──────── Trecho selecionado
Em face do supra exposto, entendemos não ser de conhecer a nulidade suscitada por caber tal apreciação no caso em concreto dos autos, nesta fase, ao Ministério Público e não ao Juiz de Instrução, o que se decide.
Notifique”.
3 - Apreciação do mérito do recurso.
Entende a Mmª Juíza a quo que, na fase em que os autos se encontram (fase de inquérito), a competência para declarar a nulidade do procedimento por falta de inquérito é do Ministério Público.
Pelo contrário, a Exmª Magistrada do Ministério Público recorrente entende que tal competência é do Juiz de Instrução.
Cumpre apreciar e decidir.
Sob a epígrafe “nulidades insanáveis”, dispõe o artigo 119º do C. P. Penal: “constituem nulidades insanáveis, que devem ser oficiosamente declaradas em qualquer fase do procedimento, além das que como tal forem cominadas em outras disposições legais: a) (…); b) (…); c) (…); d) A falta de inquérito ou de instrução, nos casos em que a lei determinar a sua obrigatoriedade; e) (…); f) (…)”. In casu, é incontroverso que está verificada a nulidade insanável da insuficiência de inquérito (artigo 119º, al. d), do C. P. Penal, agora transcrito), e, por via dela, ocorre a invalidade do despacho de arquivamento do inquérito.
Sobre a verificação dessa nulidade insanável não restam quaisquer dúvidas, não existindo sequer dissídio, nessa matéria, entre a Mmª Juíza a quo e a Exmª Magistrada do Ministério Público recorrente.
O que é controvertido, e nos cumpre apreciar, é saber quem tem competência para declarar essa nulidade, com sanação do vício cometido.
Desde logo, o despacho de arquivamento do inquérito, proferido pelo Ministério Público, não constitui um despacho que transite em julgado (pois não é uma decisão judicial), e, por isso, a aludida nulidade insanável (insuficiência de inquérito) pode, a todo o tempo, ser suprida, invalidando-se o ato em que foi praticada.
────────────────
──────── Material fornecido
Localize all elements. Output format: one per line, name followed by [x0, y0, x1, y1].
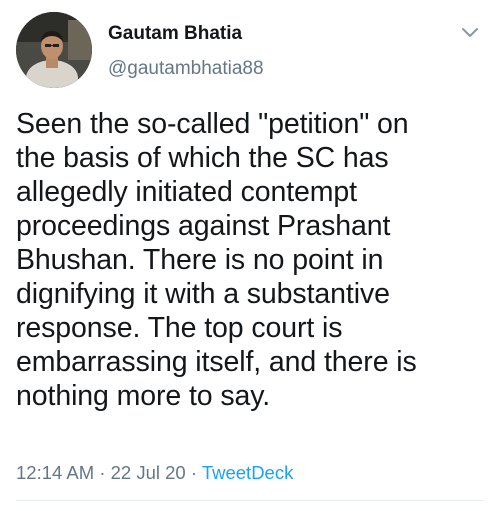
- display-name[interactable]: Gautam Bhatia: [108, 22, 264, 46]
- author-names: Gautam Bhatia @gautambhatia88: [108, 22, 264, 81]
- tweet-time[interactable]: 12:14 AM: [16, 462, 94, 483]
- tweet-text-line: allegedly initiated contempt: [16, 176, 357, 208]
- tweet-text-line: the basis of which the SC has: [16, 142, 389, 174]
- tweet-header: Gautam Bhatia @gautambhatia88: [16, 12, 486, 88]
- tweet-text-line: proceedings against Prashant: [16, 210, 391, 242]
- tweet-meta: 12:14 AM · 22 Jul 20 · TweetDeck: [16, 461, 293, 485]
- tweet-date[interactable]: 22 Jul 20: [111, 462, 186, 483]
- tweet-text-line: dignifying it with a substantive: [16, 278, 390, 310]
- meta-separator: ·: [190, 462, 198, 483]
- tweet-text-line: nothing more to say.: [16, 380, 271, 412]
- tweet-text-line: Seen the so-called "petition" on: [16, 108, 409, 140]
- tweet-card: Gautam Bhatia @gautambhatia88 Seen the s…: [0, 0, 500, 511]
- tweet-text-line: response. The top court is: [16, 312, 343, 344]
- tweet-source-link[interactable]: TweetDeck: [202, 462, 294, 483]
- divider: [16, 500, 484, 501]
- meta-separator: ·: [99, 462, 106, 483]
- avatar-image: [16, 12, 92, 88]
- chevron-down-icon[interactable]: [460, 26, 480, 40]
- tweet-text-line: embarrassing itself, and there is: [16, 346, 417, 378]
- tweet-text-line: Bhushan. There is no point in: [16, 244, 384, 276]
- user-handle[interactable]: @gautambhatia88: [108, 57, 264, 81]
- tweet-text: Seen the so-called "petition" on the bas…: [16, 107, 486, 413]
- avatar[interactable]: [16, 12, 92, 88]
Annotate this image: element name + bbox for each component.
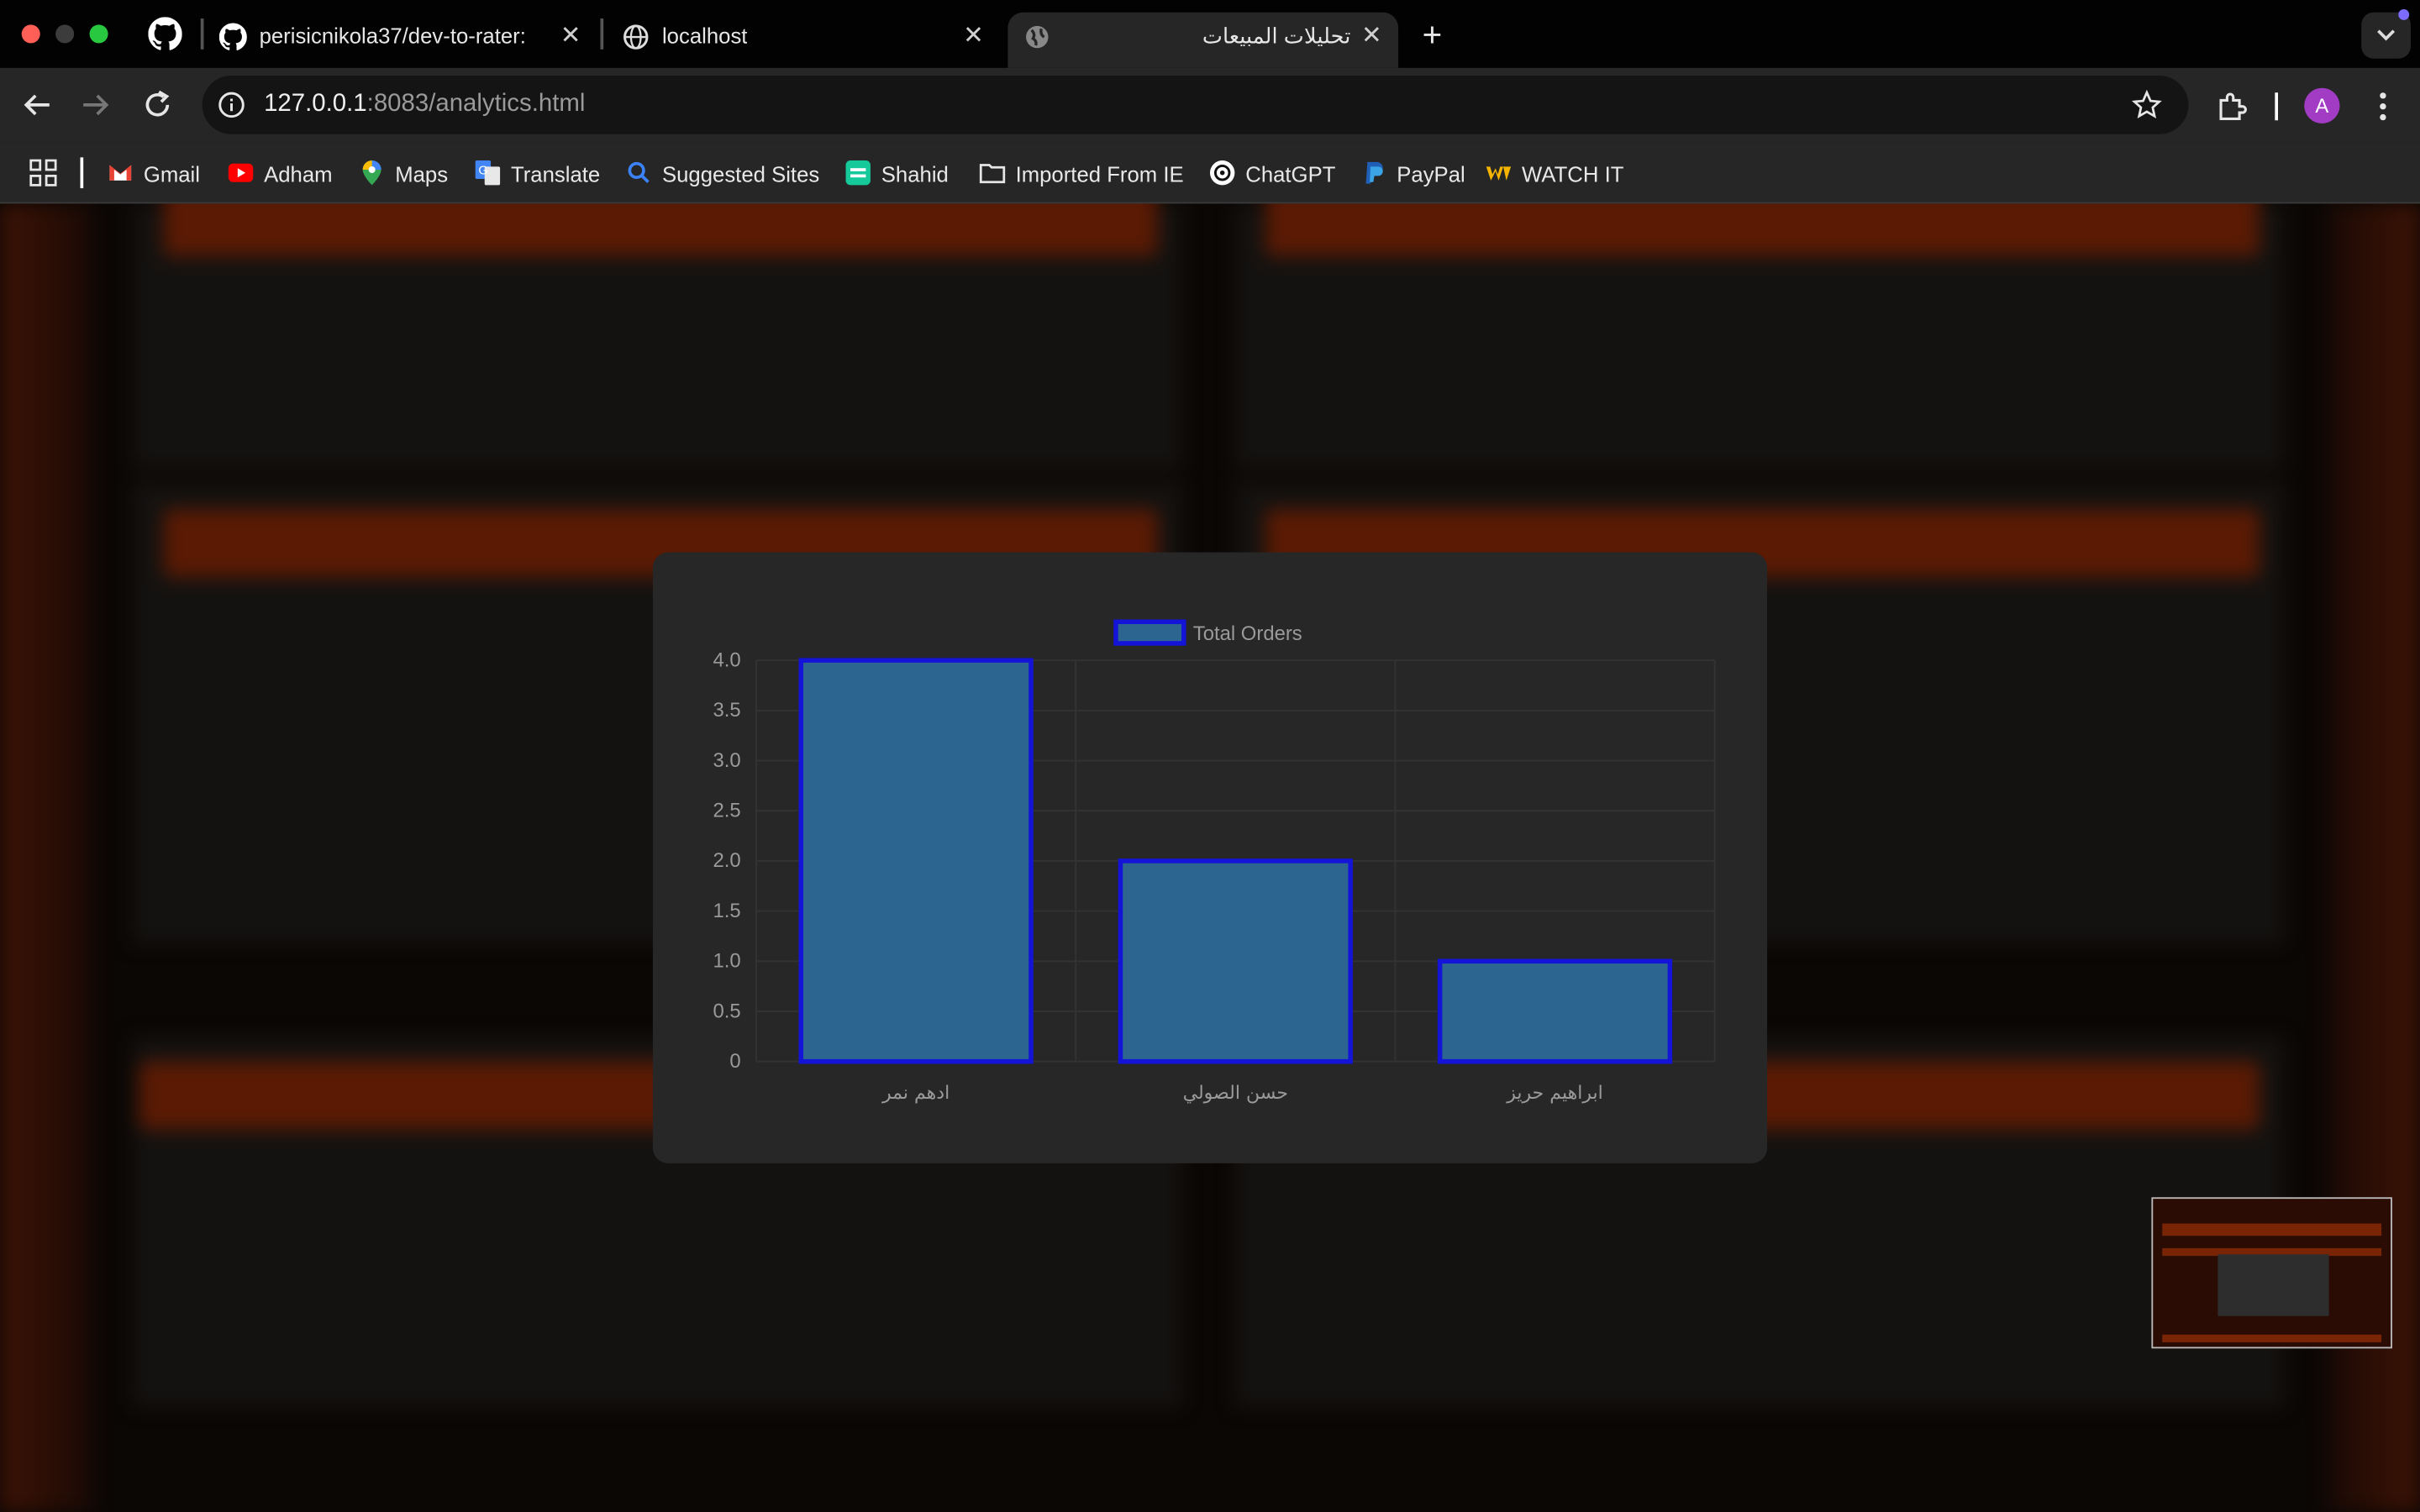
close-window-button[interactable] <box>21 24 40 44</box>
globe-icon <box>1026 25 1049 49</box>
x-tick-label: حسن الصولي <box>1183 1083 1288 1104</box>
browser-toolbar: 127.0.0.1:8083/analytics.html A <box>0 67 2420 142</box>
x-tick-label: ابراهيم حريز <box>1506 1083 1603 1104</box>
bookmark-label: Imported From IE <box>1015 161 1184 187</box>
shahid-icon <box>845 160 871 186</box>
bookmark-star-icon[interactable] <box>2131 89 2163 121</box>
y-tick-label: 1.5 <box>713 900 740 922</box>
tab-separator <box>600 18 604 50</box>
search-icon <box>628 161 650 184</box>
github-pinned-tab-icon[interactable] <box>148 17 182 50</box>
forward-arrow-icon[interactable] <box>77 87 114 123</box>
background-header-bar <box>1265 203 2260 256</box>
maximize-window-button[interactable] <box>89 24 108 44</box>
watchit-icon <box>1486 166 1512 181</box>
tab-github[interactable]: perisicnikola37/dev-to-rater: ✕ <box>203 13 596 68</box>
github-icon <box>218 23 247 50</box>
close-tab-icon[interactable]: ✕ <box>560 20 581 51</box>
bookmark-label: ChatGPT <box>1245 161 1336 187</box>
tab-title: تحليلات المبيعات <box>1202 23 1351 48</box>
new-tab-button[interactable]: + <box>1415 15 1449 55</box>
extensions-icon[interactable] <box>2215 90 2249 123</box>
y-tick-label: 3.5 <box>713 699 740 722</box>
chatgpt-icon <box>1210 160 1235 186</box>
y-tick-label: 0.5 <box>713 1000 740 1022</box>
bookmark-label: PayPal <box>1397 161 1465 187</box>
thumbnail-bar <box>2162 1223 2382 1236</box>
x-tick-label: ادهم نمر <box>881 1083 950 1104</box>
tab-title: perisicnikola37/dev-to-rater: <box>259 23 526 48</box>
chart-legend[interactable]: Total Orders <box>1113 619 1302 646</box>
bookmark-label: Suggested Sites <box>661 161 820 187</box>
background-header-bar <box>163 203 1158 256</box>
y-tick-label: 2.5 <box>713 800 740 822</box>
profile-avatar[interactable]: A <box>2304 87 2340 123</box>
page-content: 0 0.5 1.0 1.5 2.0 2.5 3.0 3.5 4.0 ادهم نمر حسن ال… <box>0 203 2420 1512</box>
folder-icon <box>979 164 1006 184</box>
bar[interactable] <box>798 658 1034 1064</box>
bookmark-label: Adham <box>264 161 333 187</box>
x-axis-ticks: ادهم نمر حسن الصولي ابراهيم حريز <box>881 1083 1603 1104</box>
legend-label: Total Orders <box>1193 622 1302 645</box>
bookmark-label: Translate <box>510 161 601 187</box>
paypal-icon <box>1365 161 1383 184</box>
translate-icon: G <box>475 160 501 186</box>
y-tick-label: 2.0 <box>713 849 740 872</box>
tab-title: localhost <box>661 23 748 48</box>
y-tick-label: 1.0 <box>713 950 740 973</box>
y-tick-label: 4.0 <box>713 648 740 671</box>
bar[interactable] <box>1437 958 1673 1064</box>
url-path: :8083/analytics.html <box>366 91 586 118</box>
back-arrow-icon[interactable] <box>18 87 55 123</box>
gmail-icon <box>109 165 132 181</box>
minimize-window-button[interactable] <box>55 24 75 44</box>
y-axis-ticks: 0 0.5 1.0 1.5 2.0 2.5 3.0 3.5 4.0 <box>713 648 740 1073</box>
youtube-icon <box>228 163 254 182</box>
more-menu-icon[interactable] <box>2366 90 2400 123</box>
background-edge-left <box>0 203 93 1512</box>
y-tick-label: 3.0 <box>713 749 740 772</box>
thumbnail-modal <box>2217 1254 2329 1316</box>
url-host: 127.0.0.1 <box>264 91 367 118</box>
bookmarks-bar: Gmail Adham Maps G Translate Suggested S… <box>0 141 2420 204</box>
tab-strip: perisicnikola37/dev-to-rater: ✕ localhos… <box>0 0 2420 68</box>
bookmark-label: Gmail <box>143 161 200 187</box>
globe-icon <box>623 24 649 50</box>
screenshot-thumbnail-preview[interactable] <box>2151 1197 2392 1349</box>
apps-grid-icon[interactable] <box>29 159 57 186</box>
bookmark-label: Shahid <box>881 161 949 187</box>
close-tab-icon[interactable]: ✕ <box>963 20 984 51</box>
url-text[interactable]: 127.0.0.1:8083/analytics.html <box>264 91 585 118</box>
chart-modal: 0 0.5 1.0 1.5 2.0 2.5 3.0 3.5 4.0 ادهم نمر حسن ال… <box>652 552 1768 1163</box>
thumbnail-bar <box>2162 1334 2382 1342</box>
site-info-icon[interactable] <box>216 90 247 121</box>
reload-icon[interactable] <box>139 87 176 123</box>
close-tab-icon[interactable]: ✕ <box>1361 20 1382 51</box>
bookmarks-divider <box>80 157 84 189</box>
total-orders-bar-chart: 0 0.5 1.0 1.5 2.0 2.5 3.0 3.5 4.0 ادهم نمر حسن ال… <box>713 619 1716 1104</box>
tab-sales-analytics[interactable]: تحليلات المبيعات ✕ <box>1007 12 1399 68</box>
y-tick-label: 0 <box>729 1050 740 1073</box>
legend-swatch <box>1113 619 1186 646</box>
svg-text:G: G <box>478 165 487 178</box>
bar[interactable] <box>1118 858 1353 1064</box>
tab-localhost[interactable]: localhost ✕ <box>607 13 999 68</box>
bookmark-label: WATCH IT <box>1522 161 1624 187</box>
notification-dot <box>2398 9 2410 20</box>
address-bar[interactable]: 127.0.0.1:8083/analytics.html <box>202 76 2189 134</box>
bookmark-label: Maps <box>395 161 449 187</box>
toolbar-divider <box>2275 92 2279 121</box>
maps-icon <box>362 160 381 186</box>
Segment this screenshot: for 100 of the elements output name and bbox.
────────────────
=== O que fazer ===
1. Devolva, do trecho sobre a nulidade por falta de inquérito, a parte que começa em "Entende a Mmª" e vai até "Juiz de Instrução.", sem mudar nenhuma palavra.
2. Dê seguimento ao texto sobre quem pode declarar a nulidade por falta de inquérito, escrevendo a parte que vem depois da última frase.

=== Respostas escritas ===
1.
Entende a Mmª Juíza a quo que, na fase em que os autos se encontram (fase de inquérito), a competência para declarar a nulidade do procedimento por falta de inquérito é do Ministério Público.
Pelo contrário, a Exmª Magistrada do Ministério Público recorrente entende que tal competência é do Juiz de Instrução.

2.
Só com o trânsito em julgado de uma decisão (e a isso não corresponde um despacho de arquivamento de um inquérito) é que nunca mais podem ser invocadas, ou oficiosamente conhecidas, quaisquer nulidades, mesmo aquelas que a lei qualifica de insanáveis.
Em segundo lugar, tendo o Ministério Público proferido despacho de arquivamento sem proceder às diligências mínimas exigíveis, verificando-se, com isso, a nulidade insanável de falta/insuficiência de inquérito, e não tendo havido intervenção nos autos de qualquer outro sujeito processual, afigura-se-nos evidente que tem de ser o Ministério Público, sem mais, a corrigir o vício cometido.
Ou seja, sendo inválida a decisão (de arquivamento) anteriormente tomada, e não estando nos autos outros sujeitos processuais nem nunca tendo sido chamado ao processo o Juiz de Instrução, é ao Ministério Público que compete corrigir a decisão por si erradamente proferida.
A entender-se o contrário, e com o devido respeito, estaríamos até perante um absurdo lógico, pois seria o Ministério Púbico, em fase de inquérito, por si dirigida, a pedir a terceiro (ao juiz de Instrução) que viesse dar sem efeito uma decisão da sua própria autoria, decisão que, aliás, tomou sem ouvir quaisquer outros sujeitos processuais.
A esta luz, compete ao Ministério Público corrigir e declarar nula a decisão por si próprio tomada, dando sem efeito o despacho de encerramento do inquérito, com sanação do vício cometido e com reabertura do inquérito.
Por sua vez, e sobre os efeitos da declaração de nulidade, estabelece o artigo 122º do C. P. Penal:
“1 - As nulidades tornam inválido o ato em que se verificarem, bem como os que dele dependerem e aquelas puderem afectar. 2 - A declaração de nulidade determina quais os atos que passam a considerar-se inválidos e ordena, sempre que necessário e possível, a sua repetição, pondo as despesas respectivas a cargo do arguido, do assistente ou das partes civis que tenham dado causa, culposamente, à nulidade. 3 - Ao declarar uma nulidade o juiz aproveita todos os atos que ainda puderem ser salvos do efeito daquela”.
Ao contrário do que vem alegado na motivação do recurso, deste preceito legal não pode retirar-se a conclusão de que só ao Juiz compete declarar nulidades de atos processuais.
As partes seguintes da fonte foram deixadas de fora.